%%

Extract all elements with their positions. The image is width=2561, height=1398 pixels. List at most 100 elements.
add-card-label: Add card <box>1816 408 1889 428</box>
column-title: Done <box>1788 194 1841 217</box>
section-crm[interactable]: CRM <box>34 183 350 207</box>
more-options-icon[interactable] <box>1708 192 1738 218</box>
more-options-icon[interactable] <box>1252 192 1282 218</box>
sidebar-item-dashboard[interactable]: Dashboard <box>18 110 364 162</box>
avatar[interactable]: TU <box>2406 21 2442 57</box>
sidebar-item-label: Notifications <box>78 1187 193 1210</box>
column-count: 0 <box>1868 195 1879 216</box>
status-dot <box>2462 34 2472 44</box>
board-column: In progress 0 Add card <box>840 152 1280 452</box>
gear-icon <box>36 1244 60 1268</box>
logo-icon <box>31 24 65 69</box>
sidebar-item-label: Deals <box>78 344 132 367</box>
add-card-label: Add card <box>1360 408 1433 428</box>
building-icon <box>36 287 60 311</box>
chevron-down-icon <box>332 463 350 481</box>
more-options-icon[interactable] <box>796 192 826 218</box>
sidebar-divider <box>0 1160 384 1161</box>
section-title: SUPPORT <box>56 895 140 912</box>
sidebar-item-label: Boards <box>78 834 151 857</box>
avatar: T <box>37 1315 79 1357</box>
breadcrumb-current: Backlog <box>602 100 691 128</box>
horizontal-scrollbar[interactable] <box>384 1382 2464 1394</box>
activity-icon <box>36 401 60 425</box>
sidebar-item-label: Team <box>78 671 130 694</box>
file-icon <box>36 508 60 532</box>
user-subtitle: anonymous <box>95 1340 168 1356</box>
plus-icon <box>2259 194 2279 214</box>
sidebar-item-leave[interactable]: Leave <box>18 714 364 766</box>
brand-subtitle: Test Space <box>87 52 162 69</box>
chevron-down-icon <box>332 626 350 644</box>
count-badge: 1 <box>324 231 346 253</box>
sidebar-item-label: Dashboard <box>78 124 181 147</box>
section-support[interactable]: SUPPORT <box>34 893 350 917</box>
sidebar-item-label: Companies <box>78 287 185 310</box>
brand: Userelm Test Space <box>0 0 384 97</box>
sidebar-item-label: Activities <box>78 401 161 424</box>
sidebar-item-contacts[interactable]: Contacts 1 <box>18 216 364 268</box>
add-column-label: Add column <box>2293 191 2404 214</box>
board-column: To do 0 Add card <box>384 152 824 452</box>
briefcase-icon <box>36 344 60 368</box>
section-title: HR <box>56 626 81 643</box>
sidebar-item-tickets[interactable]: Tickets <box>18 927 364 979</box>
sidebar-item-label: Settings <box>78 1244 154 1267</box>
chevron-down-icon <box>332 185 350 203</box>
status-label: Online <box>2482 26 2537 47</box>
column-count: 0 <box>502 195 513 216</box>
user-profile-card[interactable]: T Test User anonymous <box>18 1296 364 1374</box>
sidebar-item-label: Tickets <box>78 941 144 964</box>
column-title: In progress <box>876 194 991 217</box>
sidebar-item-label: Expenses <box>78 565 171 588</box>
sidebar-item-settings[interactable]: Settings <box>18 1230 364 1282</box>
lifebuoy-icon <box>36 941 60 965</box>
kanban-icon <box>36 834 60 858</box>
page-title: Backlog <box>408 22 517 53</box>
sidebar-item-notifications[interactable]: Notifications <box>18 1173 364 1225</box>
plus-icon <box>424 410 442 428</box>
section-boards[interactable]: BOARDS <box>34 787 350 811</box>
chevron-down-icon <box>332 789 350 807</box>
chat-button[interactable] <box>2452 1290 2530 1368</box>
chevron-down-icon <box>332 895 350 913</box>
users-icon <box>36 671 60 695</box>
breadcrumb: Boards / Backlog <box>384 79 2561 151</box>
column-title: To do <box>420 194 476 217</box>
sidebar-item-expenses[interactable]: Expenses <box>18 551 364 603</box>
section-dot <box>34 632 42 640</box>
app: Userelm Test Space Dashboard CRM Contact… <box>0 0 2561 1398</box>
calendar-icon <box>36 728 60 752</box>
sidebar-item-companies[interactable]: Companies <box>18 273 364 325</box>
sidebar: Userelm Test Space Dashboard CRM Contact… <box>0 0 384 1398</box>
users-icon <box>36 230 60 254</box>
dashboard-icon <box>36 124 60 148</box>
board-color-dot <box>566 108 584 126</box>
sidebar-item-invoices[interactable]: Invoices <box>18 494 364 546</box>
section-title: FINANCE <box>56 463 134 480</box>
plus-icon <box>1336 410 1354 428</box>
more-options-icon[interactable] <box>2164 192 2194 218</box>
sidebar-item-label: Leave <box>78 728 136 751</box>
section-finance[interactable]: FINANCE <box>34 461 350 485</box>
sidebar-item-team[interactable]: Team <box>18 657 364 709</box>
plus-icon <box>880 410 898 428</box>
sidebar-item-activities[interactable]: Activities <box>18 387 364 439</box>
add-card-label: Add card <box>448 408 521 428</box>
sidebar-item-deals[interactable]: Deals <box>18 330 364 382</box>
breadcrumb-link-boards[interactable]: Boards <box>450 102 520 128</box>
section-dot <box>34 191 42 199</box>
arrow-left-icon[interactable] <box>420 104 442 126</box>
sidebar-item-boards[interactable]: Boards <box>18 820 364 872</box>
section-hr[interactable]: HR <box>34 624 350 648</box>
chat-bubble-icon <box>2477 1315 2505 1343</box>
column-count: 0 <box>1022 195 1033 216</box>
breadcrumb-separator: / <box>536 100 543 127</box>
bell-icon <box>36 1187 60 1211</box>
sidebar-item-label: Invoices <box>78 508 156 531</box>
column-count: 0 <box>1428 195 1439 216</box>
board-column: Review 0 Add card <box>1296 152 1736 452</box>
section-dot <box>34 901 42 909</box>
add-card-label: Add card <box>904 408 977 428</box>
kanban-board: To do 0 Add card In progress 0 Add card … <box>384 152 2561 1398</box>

%%

Retype every one of the lines above, character for character, with nothing changed or left out.

Worked answer:
Extract all elements with their positions. The image is width=2561, height=1398 pixels. List at most 100 elements.
add-card-label: Add card <box>1816 408 1889 428</box>
column-title: Done <box>1788 194 1841 217</box>
section-crm[interactable]: CRM <box>34 183 350 207</box>
more-options-icon[interactable] <box>1708 192 1738 218</box>
more-options-icon[interactable] <box>1252 192 1282 218</box>
sidebar-item-dashboard[interactable]: Dashboard <box>18 110 364 162</box>
avatar[interactable]: TU <box>2406 21 2442 57</box>
sidebar-item-label: Notifications <box>78 1187 193 1210</box>
column-count: 0 <box>1868 195 1879 216</box>
status-dot <box>2462 34 2472 44</box>
board-column: In progress 0 Add card <box>840 152 1280 452</box>
gear-icon <box>36 1244 60 1268</box>
logo-icon <box>31 24 65 69</box>
sidebar-item-label: Deals <box>78 344 132 367</box>
add-card-label: Add card <box>1360 408 1433 428</box>
building-icon <box>36 287 60 311</box>
chevron-down-icon <box>332 463 350 481</box>
more-options-icon[interactable] <box>796 192 826 218</box>
sidebar-divider <box>0 1160 384 1161</box>
section-title: SUPPORT <box>56 895 140 912</box>
sidebar-item-label: Boards <box>78 834 151 857</box>
avatar: T <box>37 1315 79 1357</box>
breadcrumb-current: Backlog <box>602 100 691 128</box>
horizontal-scrollbar[interactable] <box>384 1382 2464 1394</box>
activity-icon <box>36 401 60 425</box>
sidebar-item-label: Team <box>78 671 130 694</box>
file-icon <box>36 508 60 532</box>
user-subtitle: anonymous <box>95 1340 168 1356</box>
plus-icon <box>2259 194 2279 214</box>
sidebar-item-leave[interactable]: Leave <box>18 714 364 766</box>
brand-subtitle: Test Space <box>87 52 162 69</box>
chevron-down-icon <box>332 626 350 644</box>
count-badge: 1 <box>324 231 346 253</box>
sidebar-item-label: Dashboard <box>78 124 181 147</box>
section-support[interactable]: SUPPORT <box>34 893 350 917</box>
sidebar-item-label: Companies <box>78 287 185 310</box>
brand: Userelm Test Space <box>0 0 384 97</box>
sidebar-item-label: Activities <box>78 401 161 424</box>
sidebar-item-contacts[interactable]: Contacts 1 <box>18 216 364 268</box>
add-column-label: Add column <box>2293 191 2404 214</box>
board-column: To do 0 Add card <box>384 152 824 452</box>
briefcase-icon <box>36 344 60 368</box>
section-title: HR <box>56 626 81 643</box>
sidebar-item-tickets[interactable]: Tickets <box>18 927 364 979</box>
sidebar-item-label: Settings <box>78 1244 154 1267</box>
chevron-down-icon <box>332 185 350 203</box>
status-label: Online <box>2482 26 2537 47</box>
column-count: 0 <box>502 195 513 216</box>
user-profile-card[interactable]: T Test User anonymous <box>18 1296 364 1374</box>
sidebar-item-label: Tickets <box>78 941 144 964</box>
column-title: In progress <box>876 194 991 217</box>
sidebar-item-label: Expenses <box>78 565 171 588</box>
sidebar-item-settings[interactable]: Settings <box>18 1230 364 1282</box>
lifebuoy-icon <box>36 941 60 965</box>
kanban-icon <box>36 834 60 858</box>
page-title: Backlog <box>408 22 517 53</box>
sidebar-item-notifications[interactable]: Notifications <box>18 1173 364 1225</box>
plus-icon <box>424 410 442 428</box>
section-boards[interactable]: BOARDS <box>34 787 350 811</box>
chevron-down-icon <box>332 789 350 807</box>
chat-button[interactable] <box>2452 1290 2530 1368</box>
chevron-down-icon <box>332 895 350 913</box>
users-icon <box>36 671 60 695</box>
breadcrumb: Boards / Backlog <box>384 79 2561 151</box>
column-title: To do <box>420 194 476 217</box>
sidebar-item-expenses[interactable]: Expenses <box>18 551 364 603</box>
section-dot <box>34 632 42 640</box>
app: Userelm Test Space Dashboard CRM Contact… <box>0 0 2561 1398</box>
calendar-icon <box>36 728 60 752</box>
sidebar-item-companies[interactable]: Companies <box>18 273 364 325</box>
sidebar: Userelm Test Space Dashboard CRM Contact… <box>0 0 384 1398</box>
users-icon <box>36 230 60 254</box>
dashboard-icon <box>36 124 60 148</box>
board-color-dot <box>566 108 584 126</box>
sidebar-item-invoices[interactable]: Invoices <box>18 494 364 546</box>
section-title: FINANCE <box>56 463 134 480</box>
plus-icon <box>1336 410 1354 428</box>
more-options-icon[interactable] <box>2164 192 2194 218</box>
sidebar-item-label: Leave <box>78 728 136 751</box>
section-finance[interactable]: FINANCE <box>34 461 350 485</box>
sidebar-item-team[interactable]: Team <box>18 657 364 709</box>
plus-icon <box>880 410 898 428</box>
sidebar-item-activities[interactable]: Activities <box>18 387 364 439</box>
add-card-label: Add card <box>448 408 521 428</box>
sidebar-item-deals[interactable]: Deals <box>18 330 364 382</box>
breadcrumb-link-boards[interactable]: Boards <box>450 102 520 128</box>
section-dot <box>34 191 42 199</box>
arrow-left-icon[interactable] <box>420 104 442 126</box>
sidebar-item-boards[interactable]: Boards <box>18 820 364 872</box>
section-hr[interactable]: HR <box>34 624 350 648</box>
chat-bubble-icon <box>2477 1315 2505 1343</box>
column-count: 0 <box>1022 195 1033 216</box>
breadcrumb-separator: / <box>536 100 543 127</box>
bell-icon <box>36 1187 60 1211</box>
sidebar-item-label: Invoices <box>78 508 156 531</box>
column-count: 0 <box>1428 195 1439 216</box>
board-column: Review 0 Add card <box>1296 152 1736 452</box>
section-dot <box>34 901 42 909</box>
add-card-label: Add card <box>904 408 977 428</box>
kanban-board: To do 0 Add card In progress 0 Add card … <box>384 152 2561 1398</box>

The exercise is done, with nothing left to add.